Short exercise
Within the records below, find each line that holds the string "variable", then copy it.

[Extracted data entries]

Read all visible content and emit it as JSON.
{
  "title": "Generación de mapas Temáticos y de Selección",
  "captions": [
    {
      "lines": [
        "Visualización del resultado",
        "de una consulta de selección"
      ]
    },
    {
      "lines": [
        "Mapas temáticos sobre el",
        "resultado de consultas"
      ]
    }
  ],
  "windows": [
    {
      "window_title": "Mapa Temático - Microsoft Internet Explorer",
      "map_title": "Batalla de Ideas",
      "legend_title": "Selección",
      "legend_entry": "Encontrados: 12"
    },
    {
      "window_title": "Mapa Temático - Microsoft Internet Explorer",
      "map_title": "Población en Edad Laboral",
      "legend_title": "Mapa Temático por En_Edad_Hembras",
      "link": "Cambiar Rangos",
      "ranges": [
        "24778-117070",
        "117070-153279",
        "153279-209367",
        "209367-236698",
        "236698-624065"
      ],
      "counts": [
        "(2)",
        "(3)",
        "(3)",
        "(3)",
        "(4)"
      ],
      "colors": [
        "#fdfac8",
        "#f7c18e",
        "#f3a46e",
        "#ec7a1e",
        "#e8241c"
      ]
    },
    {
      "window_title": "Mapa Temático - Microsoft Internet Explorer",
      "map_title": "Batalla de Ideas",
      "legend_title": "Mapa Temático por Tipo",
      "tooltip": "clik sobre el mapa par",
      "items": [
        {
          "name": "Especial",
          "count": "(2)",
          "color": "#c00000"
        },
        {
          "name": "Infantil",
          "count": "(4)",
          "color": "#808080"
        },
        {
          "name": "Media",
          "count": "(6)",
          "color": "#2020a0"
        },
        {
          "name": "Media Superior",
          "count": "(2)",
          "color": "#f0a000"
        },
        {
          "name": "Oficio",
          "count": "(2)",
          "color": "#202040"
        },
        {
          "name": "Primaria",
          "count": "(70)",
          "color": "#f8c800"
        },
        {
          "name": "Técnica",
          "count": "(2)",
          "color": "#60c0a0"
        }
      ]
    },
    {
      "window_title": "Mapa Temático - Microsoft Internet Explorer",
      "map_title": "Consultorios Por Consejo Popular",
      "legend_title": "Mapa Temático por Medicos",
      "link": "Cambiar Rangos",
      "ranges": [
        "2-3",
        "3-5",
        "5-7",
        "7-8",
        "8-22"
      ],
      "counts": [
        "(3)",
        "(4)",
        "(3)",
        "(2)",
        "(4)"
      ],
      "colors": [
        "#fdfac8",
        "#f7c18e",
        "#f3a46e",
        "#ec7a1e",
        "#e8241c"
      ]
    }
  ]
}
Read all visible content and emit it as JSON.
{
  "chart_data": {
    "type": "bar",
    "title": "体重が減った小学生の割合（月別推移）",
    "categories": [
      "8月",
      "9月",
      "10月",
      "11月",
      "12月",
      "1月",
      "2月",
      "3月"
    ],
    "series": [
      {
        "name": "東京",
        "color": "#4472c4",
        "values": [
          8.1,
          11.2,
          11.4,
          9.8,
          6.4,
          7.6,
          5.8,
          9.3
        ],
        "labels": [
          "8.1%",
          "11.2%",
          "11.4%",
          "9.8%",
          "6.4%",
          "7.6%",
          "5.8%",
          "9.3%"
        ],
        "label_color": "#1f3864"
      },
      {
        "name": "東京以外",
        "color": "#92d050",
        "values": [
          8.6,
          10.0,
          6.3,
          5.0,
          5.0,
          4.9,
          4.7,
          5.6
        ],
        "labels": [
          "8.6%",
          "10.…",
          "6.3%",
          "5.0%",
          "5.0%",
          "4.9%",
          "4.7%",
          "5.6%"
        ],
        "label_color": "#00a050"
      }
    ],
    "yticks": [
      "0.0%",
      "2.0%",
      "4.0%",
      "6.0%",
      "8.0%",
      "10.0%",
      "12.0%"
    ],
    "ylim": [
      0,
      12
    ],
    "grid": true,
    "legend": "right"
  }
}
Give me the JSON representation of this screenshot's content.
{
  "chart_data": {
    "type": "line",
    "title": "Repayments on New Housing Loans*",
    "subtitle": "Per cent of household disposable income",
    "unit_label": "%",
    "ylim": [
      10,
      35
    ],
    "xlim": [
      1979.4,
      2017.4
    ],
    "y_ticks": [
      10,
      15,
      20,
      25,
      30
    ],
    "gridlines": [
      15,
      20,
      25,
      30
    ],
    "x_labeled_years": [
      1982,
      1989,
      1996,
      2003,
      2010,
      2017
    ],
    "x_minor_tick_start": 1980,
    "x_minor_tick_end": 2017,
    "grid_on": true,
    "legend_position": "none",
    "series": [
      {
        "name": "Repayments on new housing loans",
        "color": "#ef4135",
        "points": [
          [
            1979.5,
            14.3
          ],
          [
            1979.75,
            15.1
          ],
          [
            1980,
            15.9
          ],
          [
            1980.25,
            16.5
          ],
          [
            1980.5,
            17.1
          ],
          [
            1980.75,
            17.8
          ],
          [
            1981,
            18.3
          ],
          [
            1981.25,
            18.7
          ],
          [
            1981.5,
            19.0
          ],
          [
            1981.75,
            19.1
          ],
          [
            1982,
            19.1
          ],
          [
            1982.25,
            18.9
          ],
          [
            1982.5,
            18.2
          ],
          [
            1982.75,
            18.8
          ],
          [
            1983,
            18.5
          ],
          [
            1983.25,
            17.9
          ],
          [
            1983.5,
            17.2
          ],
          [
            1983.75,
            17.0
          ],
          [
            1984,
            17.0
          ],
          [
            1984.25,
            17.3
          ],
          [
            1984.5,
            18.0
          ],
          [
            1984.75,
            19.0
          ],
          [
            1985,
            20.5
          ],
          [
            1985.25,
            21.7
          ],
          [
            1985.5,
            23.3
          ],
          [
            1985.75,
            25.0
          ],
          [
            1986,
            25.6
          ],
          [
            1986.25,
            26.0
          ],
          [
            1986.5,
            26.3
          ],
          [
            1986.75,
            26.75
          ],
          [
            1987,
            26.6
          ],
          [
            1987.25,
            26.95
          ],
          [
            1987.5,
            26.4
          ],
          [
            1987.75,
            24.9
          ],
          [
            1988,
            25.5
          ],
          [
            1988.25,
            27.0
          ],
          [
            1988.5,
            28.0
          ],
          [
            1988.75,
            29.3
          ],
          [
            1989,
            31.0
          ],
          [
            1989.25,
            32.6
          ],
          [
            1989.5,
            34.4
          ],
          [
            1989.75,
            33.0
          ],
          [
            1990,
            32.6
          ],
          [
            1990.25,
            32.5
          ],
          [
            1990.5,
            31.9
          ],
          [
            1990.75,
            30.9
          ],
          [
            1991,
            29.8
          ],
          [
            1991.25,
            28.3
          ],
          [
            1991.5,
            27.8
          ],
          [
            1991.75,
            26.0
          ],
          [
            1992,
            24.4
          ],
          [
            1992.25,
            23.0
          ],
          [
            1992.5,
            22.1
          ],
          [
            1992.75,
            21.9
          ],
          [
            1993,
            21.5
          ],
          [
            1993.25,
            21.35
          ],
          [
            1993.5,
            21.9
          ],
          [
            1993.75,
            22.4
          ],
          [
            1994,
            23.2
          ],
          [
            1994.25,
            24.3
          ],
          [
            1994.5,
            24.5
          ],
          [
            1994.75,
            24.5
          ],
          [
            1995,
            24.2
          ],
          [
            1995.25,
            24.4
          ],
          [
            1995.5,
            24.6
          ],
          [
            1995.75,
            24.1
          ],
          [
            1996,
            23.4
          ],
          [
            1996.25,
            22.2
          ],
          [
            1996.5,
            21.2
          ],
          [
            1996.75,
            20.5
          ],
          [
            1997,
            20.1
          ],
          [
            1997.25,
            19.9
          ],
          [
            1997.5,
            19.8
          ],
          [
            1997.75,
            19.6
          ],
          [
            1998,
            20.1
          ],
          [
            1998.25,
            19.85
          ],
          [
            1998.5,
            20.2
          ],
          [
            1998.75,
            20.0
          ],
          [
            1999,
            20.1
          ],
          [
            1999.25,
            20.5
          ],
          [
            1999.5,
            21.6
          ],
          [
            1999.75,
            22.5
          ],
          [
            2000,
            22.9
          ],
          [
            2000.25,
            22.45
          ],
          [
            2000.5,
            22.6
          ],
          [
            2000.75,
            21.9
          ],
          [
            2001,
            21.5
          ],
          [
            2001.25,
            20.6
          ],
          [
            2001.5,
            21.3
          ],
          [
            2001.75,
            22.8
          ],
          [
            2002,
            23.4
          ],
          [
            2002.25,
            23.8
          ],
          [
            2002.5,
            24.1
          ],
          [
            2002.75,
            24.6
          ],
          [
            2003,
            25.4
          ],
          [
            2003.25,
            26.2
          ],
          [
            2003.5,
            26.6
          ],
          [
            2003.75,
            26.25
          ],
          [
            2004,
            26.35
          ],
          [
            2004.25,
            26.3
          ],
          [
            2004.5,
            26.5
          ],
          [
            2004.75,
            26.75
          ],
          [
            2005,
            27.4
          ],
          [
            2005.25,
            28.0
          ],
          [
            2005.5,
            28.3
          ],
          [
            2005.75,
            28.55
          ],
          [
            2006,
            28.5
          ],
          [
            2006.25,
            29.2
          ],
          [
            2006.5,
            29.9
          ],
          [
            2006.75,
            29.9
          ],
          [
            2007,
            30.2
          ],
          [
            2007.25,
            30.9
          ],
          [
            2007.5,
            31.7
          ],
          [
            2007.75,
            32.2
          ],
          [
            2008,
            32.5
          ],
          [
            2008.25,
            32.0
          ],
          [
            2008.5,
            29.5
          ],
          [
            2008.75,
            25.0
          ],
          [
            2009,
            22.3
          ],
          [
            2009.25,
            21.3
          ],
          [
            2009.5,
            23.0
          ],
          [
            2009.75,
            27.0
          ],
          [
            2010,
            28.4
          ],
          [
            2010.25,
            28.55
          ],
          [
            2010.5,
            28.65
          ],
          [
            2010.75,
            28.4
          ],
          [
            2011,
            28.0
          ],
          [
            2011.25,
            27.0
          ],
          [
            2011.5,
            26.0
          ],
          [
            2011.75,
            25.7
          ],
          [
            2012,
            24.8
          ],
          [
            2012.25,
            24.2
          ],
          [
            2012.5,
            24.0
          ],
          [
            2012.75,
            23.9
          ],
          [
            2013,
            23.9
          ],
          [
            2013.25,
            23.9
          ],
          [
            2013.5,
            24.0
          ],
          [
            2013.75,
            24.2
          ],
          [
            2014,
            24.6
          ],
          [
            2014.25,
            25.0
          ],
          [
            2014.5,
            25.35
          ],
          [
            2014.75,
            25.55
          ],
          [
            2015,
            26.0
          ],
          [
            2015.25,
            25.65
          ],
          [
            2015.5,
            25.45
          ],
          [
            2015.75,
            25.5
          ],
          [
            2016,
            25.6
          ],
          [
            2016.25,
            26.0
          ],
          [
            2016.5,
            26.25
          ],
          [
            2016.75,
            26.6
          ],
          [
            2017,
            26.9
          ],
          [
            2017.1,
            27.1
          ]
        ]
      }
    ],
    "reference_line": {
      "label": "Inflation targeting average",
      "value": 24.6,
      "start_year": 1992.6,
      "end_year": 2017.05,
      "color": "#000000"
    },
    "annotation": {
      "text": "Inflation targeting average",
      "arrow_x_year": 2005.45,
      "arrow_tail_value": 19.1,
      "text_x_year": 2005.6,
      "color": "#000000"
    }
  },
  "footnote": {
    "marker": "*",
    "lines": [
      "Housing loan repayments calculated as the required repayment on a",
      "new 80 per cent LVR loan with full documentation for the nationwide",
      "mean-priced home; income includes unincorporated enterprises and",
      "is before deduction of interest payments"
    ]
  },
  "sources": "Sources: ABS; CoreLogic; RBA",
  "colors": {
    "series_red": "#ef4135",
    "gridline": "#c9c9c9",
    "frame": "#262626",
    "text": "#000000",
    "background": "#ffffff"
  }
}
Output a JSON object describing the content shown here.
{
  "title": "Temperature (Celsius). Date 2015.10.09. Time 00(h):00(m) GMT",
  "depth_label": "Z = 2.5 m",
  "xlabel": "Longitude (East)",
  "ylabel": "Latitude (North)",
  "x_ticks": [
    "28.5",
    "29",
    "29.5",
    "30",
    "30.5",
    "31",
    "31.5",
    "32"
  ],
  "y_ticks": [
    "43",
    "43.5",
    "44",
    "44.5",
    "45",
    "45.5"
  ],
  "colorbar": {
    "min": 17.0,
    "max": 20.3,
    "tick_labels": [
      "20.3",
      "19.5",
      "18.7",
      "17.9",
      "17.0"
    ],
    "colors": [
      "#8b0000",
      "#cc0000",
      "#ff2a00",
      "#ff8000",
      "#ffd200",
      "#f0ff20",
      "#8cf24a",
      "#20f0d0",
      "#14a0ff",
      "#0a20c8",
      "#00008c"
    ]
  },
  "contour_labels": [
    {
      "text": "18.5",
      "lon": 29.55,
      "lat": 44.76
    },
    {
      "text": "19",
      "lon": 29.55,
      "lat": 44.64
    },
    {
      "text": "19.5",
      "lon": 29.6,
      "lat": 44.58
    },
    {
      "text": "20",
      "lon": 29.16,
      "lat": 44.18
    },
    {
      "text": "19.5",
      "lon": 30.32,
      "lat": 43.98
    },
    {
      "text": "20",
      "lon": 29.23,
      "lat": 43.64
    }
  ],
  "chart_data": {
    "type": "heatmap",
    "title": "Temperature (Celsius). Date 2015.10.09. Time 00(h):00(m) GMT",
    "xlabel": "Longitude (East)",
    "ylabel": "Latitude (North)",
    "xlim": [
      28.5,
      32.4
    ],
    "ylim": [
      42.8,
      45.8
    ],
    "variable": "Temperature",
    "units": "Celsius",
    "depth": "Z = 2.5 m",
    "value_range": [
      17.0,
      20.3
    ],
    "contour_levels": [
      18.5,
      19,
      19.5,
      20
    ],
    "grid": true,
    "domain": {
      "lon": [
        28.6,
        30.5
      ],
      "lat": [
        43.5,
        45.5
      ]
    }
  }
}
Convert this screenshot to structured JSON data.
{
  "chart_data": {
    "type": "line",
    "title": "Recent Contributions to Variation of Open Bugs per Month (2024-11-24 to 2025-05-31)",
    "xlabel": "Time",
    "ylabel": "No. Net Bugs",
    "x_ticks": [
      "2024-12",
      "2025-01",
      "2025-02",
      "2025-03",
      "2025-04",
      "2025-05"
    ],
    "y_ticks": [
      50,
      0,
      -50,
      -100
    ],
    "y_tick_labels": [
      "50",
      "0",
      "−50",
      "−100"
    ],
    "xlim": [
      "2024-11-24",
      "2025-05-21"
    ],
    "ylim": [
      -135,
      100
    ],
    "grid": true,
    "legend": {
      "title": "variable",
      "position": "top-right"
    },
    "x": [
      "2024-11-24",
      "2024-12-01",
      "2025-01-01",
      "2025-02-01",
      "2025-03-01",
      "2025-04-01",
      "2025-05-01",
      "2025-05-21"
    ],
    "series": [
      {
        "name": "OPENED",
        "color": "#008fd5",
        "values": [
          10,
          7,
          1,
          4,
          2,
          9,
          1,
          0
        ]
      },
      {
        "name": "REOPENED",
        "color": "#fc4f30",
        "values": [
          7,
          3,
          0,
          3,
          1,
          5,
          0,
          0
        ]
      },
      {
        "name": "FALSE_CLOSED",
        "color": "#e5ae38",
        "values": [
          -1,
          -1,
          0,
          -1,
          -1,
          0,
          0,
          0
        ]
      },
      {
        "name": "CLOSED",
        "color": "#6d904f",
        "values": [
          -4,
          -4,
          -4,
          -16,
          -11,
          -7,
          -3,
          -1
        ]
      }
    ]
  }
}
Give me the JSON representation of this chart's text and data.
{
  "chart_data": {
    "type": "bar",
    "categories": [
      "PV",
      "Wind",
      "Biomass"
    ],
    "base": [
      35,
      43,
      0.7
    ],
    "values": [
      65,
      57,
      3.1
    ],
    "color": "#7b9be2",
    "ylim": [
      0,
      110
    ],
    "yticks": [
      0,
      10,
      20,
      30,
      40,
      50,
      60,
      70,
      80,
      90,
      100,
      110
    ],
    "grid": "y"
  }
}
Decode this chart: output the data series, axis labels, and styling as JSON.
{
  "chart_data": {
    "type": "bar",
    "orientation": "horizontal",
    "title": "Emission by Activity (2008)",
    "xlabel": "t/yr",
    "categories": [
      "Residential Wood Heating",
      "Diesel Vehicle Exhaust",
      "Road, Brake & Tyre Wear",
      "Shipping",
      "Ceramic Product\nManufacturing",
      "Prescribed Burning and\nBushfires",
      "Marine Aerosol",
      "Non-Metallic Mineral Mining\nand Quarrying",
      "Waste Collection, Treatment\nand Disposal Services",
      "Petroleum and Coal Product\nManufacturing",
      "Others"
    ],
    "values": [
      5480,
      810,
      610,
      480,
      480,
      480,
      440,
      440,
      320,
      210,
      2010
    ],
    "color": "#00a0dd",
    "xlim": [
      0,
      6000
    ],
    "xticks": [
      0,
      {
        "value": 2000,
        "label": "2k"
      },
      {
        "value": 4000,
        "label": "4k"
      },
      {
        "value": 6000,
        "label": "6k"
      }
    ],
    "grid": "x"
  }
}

Exercise answer
    "variable": "Temperature",
      "title": "variable",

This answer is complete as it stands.